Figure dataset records
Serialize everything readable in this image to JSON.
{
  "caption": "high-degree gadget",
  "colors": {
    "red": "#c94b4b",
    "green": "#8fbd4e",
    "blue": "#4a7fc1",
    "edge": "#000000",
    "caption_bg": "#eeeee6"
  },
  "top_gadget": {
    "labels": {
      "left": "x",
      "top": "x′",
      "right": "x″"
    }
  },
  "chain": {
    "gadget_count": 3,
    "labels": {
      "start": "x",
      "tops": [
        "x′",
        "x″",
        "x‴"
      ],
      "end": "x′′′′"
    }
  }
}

## Problem details
Repeat the records exactly, including every line.

## Full output
Serialize everything readable in this image to JSON.
{
  "caption": "high-degree gadget",
  "colors": {
    "red": "#c94b4b",
    "green": "#8fbd4e",
    "blue": "#4a7fc1",
    "edge": "#000000",
    "caption_bg": "#eeeee6"
  },
  "top_gadget": {
    "labels": {
      "left": "x",
      "top": "x′",
      "right": "x″"
    }
  },
  "chain": {
    "gadget_count": 3,
    "labels": {
      "start": "x",
      "tops": [
        "x′",
        "x″",
        "x‴"
      ],
      "end": "x′′′′"
    }
  }
}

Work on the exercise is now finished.